> _Data supplied_:
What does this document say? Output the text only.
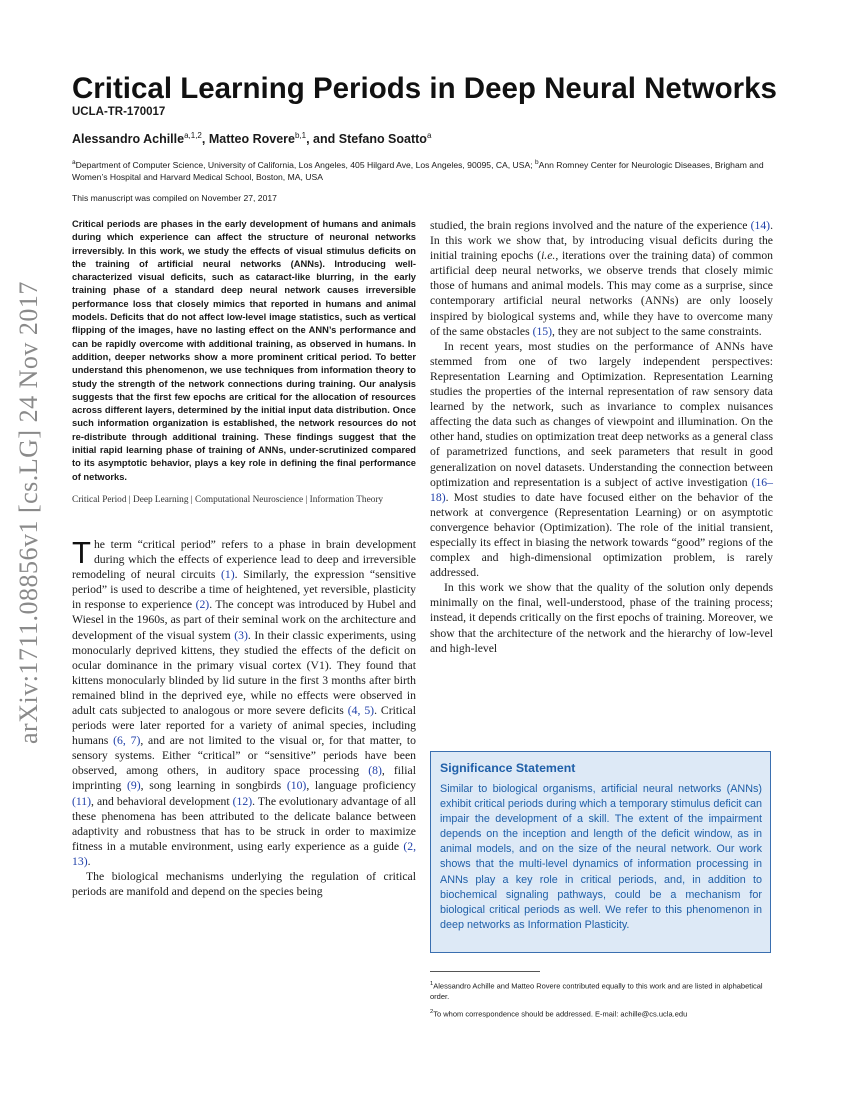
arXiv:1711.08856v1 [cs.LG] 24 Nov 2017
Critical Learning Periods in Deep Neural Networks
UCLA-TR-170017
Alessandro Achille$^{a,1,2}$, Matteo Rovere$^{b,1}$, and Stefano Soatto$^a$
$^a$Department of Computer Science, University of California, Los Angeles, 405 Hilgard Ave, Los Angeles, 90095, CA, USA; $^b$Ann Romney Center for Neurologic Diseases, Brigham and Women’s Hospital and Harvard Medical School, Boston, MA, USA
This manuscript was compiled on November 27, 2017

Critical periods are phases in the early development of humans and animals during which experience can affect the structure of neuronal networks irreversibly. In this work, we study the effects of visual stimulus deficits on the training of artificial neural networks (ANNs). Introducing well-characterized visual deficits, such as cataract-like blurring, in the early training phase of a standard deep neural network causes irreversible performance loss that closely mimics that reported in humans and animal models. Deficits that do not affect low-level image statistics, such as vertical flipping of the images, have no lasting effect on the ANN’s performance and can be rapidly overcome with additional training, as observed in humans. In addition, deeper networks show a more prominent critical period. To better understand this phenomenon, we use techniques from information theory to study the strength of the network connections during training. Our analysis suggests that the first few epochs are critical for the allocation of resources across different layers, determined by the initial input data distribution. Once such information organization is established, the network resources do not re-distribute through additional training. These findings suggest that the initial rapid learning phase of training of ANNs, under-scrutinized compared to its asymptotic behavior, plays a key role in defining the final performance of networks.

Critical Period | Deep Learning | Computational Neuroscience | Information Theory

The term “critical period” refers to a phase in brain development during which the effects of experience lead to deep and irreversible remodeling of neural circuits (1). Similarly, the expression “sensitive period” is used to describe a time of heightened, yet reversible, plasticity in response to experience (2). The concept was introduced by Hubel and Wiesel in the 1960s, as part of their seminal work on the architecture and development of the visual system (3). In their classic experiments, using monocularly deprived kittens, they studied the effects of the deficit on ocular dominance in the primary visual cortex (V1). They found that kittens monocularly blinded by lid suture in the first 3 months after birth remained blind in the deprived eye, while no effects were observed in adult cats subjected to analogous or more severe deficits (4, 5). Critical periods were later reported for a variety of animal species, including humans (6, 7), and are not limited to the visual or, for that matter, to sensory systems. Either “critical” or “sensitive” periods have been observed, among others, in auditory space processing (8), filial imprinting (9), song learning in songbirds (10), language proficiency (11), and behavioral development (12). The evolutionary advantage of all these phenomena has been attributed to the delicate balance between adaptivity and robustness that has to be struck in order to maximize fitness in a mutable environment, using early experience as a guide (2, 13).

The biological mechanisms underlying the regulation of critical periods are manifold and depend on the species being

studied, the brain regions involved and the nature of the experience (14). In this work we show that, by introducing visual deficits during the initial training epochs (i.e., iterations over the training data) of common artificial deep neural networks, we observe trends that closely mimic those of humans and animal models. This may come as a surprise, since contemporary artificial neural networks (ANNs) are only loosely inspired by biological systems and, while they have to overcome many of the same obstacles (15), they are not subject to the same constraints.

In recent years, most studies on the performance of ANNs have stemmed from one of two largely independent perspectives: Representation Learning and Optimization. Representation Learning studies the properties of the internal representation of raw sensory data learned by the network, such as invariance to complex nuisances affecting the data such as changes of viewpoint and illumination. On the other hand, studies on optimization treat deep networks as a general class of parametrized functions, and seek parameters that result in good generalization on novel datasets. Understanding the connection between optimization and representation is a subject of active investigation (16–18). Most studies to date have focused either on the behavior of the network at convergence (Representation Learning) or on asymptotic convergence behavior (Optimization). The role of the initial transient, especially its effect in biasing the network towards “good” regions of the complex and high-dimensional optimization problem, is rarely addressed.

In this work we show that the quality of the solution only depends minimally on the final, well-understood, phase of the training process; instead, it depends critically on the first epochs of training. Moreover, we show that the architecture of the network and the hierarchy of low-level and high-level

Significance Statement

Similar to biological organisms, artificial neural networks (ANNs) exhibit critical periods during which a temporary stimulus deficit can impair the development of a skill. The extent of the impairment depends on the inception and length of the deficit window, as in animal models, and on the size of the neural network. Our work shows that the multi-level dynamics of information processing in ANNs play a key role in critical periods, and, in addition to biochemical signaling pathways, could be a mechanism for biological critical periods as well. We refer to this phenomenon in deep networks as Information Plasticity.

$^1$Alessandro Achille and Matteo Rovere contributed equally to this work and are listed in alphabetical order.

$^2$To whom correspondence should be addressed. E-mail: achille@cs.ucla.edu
* * *
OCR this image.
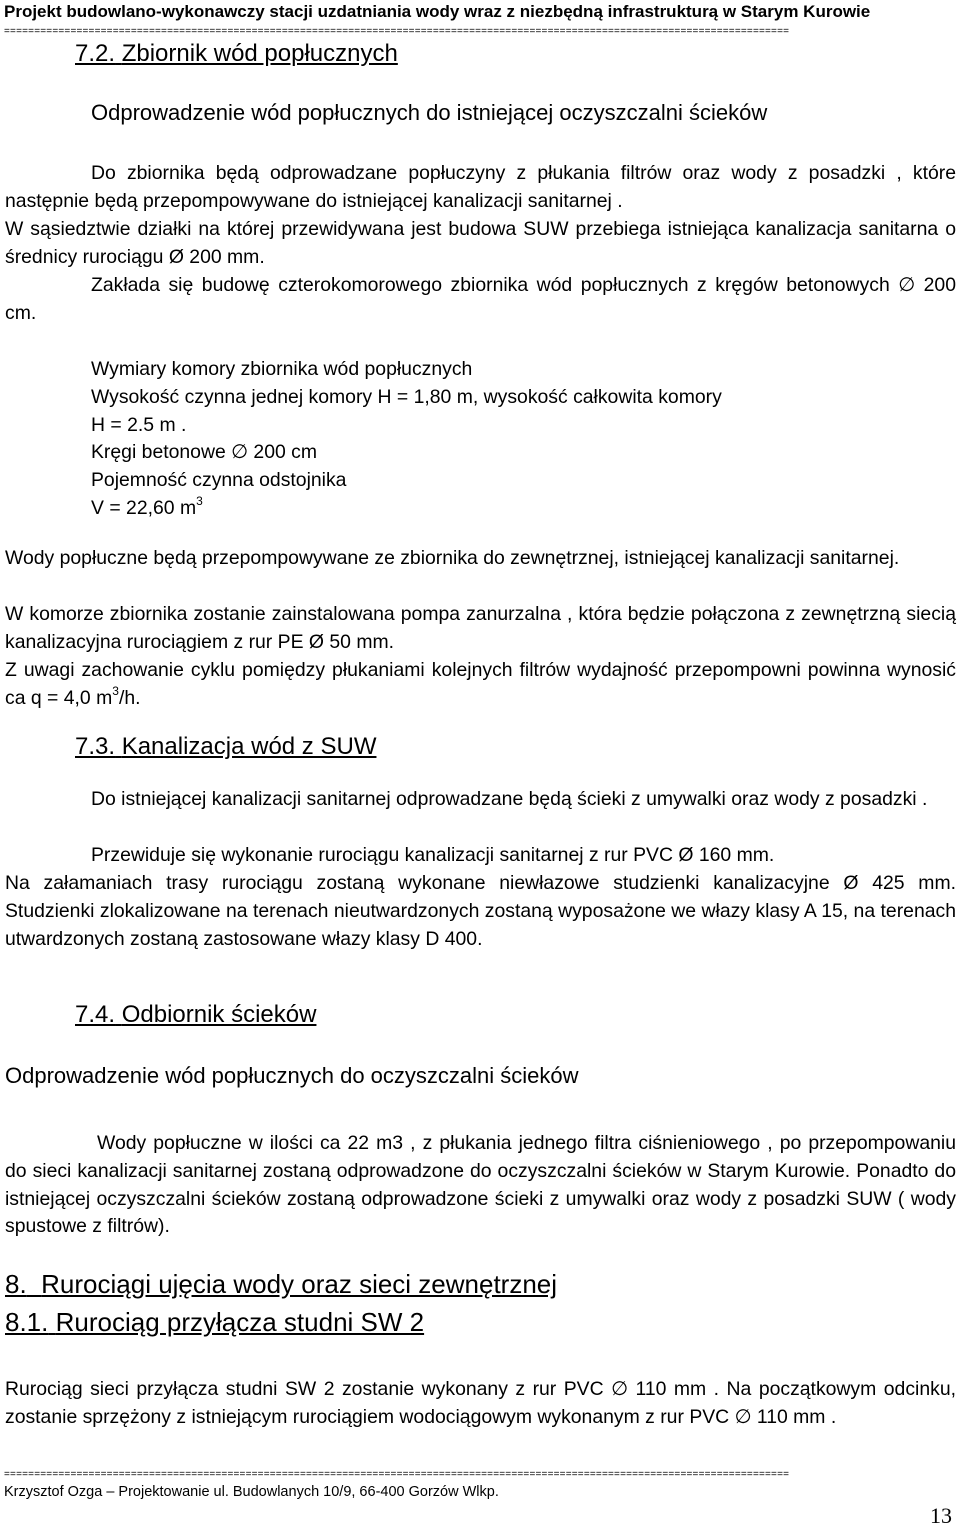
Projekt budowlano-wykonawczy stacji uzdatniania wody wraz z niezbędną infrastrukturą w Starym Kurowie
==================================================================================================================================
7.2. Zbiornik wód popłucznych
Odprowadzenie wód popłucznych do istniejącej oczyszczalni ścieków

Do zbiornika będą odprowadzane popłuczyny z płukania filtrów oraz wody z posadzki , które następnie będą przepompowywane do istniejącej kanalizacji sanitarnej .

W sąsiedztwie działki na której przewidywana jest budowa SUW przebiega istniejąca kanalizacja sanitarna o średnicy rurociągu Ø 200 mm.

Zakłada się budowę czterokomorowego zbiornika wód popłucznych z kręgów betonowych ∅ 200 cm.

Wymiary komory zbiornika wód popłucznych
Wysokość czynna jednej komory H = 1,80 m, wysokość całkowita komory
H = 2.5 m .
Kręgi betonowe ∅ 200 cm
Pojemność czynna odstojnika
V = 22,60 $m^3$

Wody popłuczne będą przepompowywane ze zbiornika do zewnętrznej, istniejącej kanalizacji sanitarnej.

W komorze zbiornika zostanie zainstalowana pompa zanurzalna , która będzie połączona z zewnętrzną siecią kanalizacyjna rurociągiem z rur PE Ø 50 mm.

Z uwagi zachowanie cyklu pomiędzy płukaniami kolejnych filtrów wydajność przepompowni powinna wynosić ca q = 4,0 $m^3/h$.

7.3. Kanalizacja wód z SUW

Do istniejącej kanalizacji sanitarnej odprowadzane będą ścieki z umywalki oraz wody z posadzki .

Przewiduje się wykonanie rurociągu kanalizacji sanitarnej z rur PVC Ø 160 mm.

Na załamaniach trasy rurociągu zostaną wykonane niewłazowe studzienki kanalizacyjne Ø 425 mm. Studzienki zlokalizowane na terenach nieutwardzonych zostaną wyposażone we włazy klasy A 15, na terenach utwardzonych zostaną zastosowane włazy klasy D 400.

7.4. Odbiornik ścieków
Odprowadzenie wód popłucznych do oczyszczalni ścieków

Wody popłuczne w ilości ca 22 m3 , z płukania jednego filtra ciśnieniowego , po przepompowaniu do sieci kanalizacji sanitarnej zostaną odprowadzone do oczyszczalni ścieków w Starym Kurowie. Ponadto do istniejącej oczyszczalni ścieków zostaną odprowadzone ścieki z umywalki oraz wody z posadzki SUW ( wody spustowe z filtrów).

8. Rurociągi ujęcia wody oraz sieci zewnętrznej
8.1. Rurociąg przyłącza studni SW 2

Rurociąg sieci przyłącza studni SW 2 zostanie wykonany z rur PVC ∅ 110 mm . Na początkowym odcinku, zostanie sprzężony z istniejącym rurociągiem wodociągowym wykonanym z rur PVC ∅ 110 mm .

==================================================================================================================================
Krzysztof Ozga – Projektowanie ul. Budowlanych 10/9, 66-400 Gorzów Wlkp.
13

> _Exercise details_:
Check each line above for the string "Alessandro" and report how many lines have it, giving only the number.

> _Solution to this problem_:
2